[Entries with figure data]
↓↓↓

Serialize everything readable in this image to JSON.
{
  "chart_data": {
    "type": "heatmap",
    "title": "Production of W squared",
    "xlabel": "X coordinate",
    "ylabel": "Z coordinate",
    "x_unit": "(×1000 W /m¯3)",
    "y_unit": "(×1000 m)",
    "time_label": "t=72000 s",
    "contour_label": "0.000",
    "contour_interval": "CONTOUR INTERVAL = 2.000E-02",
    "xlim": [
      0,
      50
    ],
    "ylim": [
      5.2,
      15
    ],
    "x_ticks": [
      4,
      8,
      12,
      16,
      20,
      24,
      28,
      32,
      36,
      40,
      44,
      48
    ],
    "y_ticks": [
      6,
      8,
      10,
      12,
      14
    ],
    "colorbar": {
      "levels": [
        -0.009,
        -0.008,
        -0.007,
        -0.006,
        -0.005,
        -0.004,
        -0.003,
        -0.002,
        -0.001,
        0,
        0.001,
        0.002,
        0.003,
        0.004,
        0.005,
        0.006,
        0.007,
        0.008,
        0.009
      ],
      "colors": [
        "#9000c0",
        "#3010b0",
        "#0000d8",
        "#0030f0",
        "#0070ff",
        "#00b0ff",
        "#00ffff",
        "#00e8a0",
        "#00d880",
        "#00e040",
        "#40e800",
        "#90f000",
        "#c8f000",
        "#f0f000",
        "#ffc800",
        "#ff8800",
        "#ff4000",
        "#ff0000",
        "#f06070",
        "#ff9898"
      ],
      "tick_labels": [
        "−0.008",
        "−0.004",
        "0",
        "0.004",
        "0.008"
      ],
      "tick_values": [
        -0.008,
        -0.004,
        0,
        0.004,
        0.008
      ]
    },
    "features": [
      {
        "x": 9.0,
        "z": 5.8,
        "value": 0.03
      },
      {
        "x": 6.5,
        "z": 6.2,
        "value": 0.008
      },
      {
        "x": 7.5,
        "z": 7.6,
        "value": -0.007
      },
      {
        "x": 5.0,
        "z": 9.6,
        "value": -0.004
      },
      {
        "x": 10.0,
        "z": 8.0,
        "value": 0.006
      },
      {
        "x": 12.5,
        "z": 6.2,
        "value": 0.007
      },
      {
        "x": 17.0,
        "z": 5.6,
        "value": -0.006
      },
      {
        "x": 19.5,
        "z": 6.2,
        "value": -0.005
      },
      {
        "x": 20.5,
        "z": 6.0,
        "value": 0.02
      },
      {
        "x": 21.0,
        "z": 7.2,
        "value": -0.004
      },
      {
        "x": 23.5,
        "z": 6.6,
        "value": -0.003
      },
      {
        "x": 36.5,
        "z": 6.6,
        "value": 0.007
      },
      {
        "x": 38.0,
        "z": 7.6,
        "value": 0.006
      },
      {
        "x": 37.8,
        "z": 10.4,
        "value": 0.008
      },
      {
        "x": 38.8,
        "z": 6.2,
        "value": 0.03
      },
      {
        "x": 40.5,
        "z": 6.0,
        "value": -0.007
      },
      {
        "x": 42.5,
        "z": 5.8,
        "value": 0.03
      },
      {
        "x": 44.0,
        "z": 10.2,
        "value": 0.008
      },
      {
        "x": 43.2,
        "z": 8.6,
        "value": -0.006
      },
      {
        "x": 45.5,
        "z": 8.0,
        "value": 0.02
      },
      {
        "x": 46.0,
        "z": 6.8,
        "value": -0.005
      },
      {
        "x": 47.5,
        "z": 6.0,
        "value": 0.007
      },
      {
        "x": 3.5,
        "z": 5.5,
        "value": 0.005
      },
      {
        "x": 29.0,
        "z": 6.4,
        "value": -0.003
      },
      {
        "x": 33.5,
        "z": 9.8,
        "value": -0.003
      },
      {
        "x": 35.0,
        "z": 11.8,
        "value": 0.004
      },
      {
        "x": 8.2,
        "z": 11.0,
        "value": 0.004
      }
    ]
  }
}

↑↑↑

[Directions for this task]
Output the entries exactly.

[Task result]
Serialize everything readable in this image to JSON.
{
  "chart_data": {
    "type": "heatmap",
    "title": "Production of W squared",
    "xlabel": "X coordinate",
    "ylabel": "Z coordinate",
    "x_unit": "(×1000 W /m¯3)",
    "y_unit": "(×1000 m)",
    "time_label": "t=72000 s",
    "contour_label": "0.000",
    "contour_interval": "CONTOUR INTERVAL = 2.000E-02",
    "xlim": [
      0,
      50
    ],
    "ylim": [
      5.2,
      15
    ],
    "x_ticks": [
      4,
      8,
      12,
      16,
      20,
      24,
      28,
      32,
      36,
      40,
      44,
      48
    ],
    "y_ticks": [
      6,
      8,
      10,
      12,
      14
    ],
    "colorbar": {
      "levels": [
        -0.009,
        -0.008,
        -0.007,
        -0.006,
        -0.005,
        -0.004,
        -0.003,
        -0.002,
        -0.001,
        0,
        0.001,
        0.002,
        0.003,
        0.004,
        0.005,
        0.006,
        0.007,
        0.008,
        0.009
      ],
      "colors": [
        "#9000c0",
        "#3010b0",
        "#0000d8",
        "#0030f0",
        "#0070ff",
        "#00b0ff",
        "#00ffff",
        "#00e8a0",
        "#00d880",
        "#00e040",
        "#40e800",
        "#90f000",
        "#c8f000",
        "#f0f000",
        "#ffc800",
        "#ff8800",
        "#ff4000",
        "#ff0000",
        "#f06070",
        "#ff9898"
      ],
      "tick_labels": [
        "−0.008",
        "−0.004",
        "0",
        "0.004",
        "0.008"
      ],
      "tick_values": [
        -0.008,
        -0.004,
        0,
        0.004,
        0.008
      ]
    },
    "features": [
      {
        "x": 9.0,
        "z": 5.8,
        "value": 0.03
      },
      {
        "x": 6.5,
        "z": 6.2,
        "value": 0.008
      },
      {
        "x": 7.5,
        "z": 7.6,
        "value": -0.007
      },
      {
        "x": 5.0,
        "z": 9.6,
        "value": -0.004
      },
      {
        "x": 10.0,
        "z": 8.0,
        "value": 0.006
      },
      {
        "x": 12.5,
        "z": 6.2,
        "value": 0.007
      },
      {
        "x": 17.0,
        "z": 5.6,
        "value": -0.006
      },
      {
        "x": 19.5,
        "z": 6.2,
        "value": -0.005
      },
      {
        "x": 20.5,
        "z": 6.0,
        "value": 0.02
      },
      {
        "x": 21.0,
        "z": 7.2,
        "value": -0.004
      },
      {
        "x": 23.5,
        "z": 6.6,
        "value": -0.003
      },
      {
        "x": 36.5,
        "z": 6.6,
        "value": 0.007
      },
      {
        "x": 38.0,
        "z": 7.6,
        "value": 0.006
      },
      {
        "x": 37.8,
        "z": 10.4,
        "value": 0.008
      },
      {
        "x": 38.8,
        "z": 6.2,
        "value": 0.03
      },
      {
        "x": 40.5,
        "z": 6.0,
        "value": -0.007
      },
      {
        "x": 42.5,
        "z": 5.8,
        "value": 0.03
      },
      {
        "x": 44.0,
        "z": 10.2,
        "value": 0.008
      },
      {
        "x": 43.2,
        "z": 8.6,
        "value": -0.006
      },
      {
        "x": 45.5,
        "z": 8.0,
        "value": 0.02
      },
      {
        "x": 46.0,
        "z": 6.8,
        "value": -0.005
      },
      {
        "x": 47.5,
        "z": 6.0,
        "value": 0.007
      },
      {
        "x": 3.5,
        "z": 5.5,
        "value": 0.005
      },
      {
        "x": 29.0,
        "z": 6.4,
        "value": -0.003
      },
      {
        "x": 33.5,
        "z": 9.8,
        "value": -0.003
      },
      {
        "x": 35.0,
        "z": 11.8,
        "value": 0.004
      },
      {
        "x": 8.2,
        "z": 11.0,
        "value": 0.004
      }
    ]
  }
}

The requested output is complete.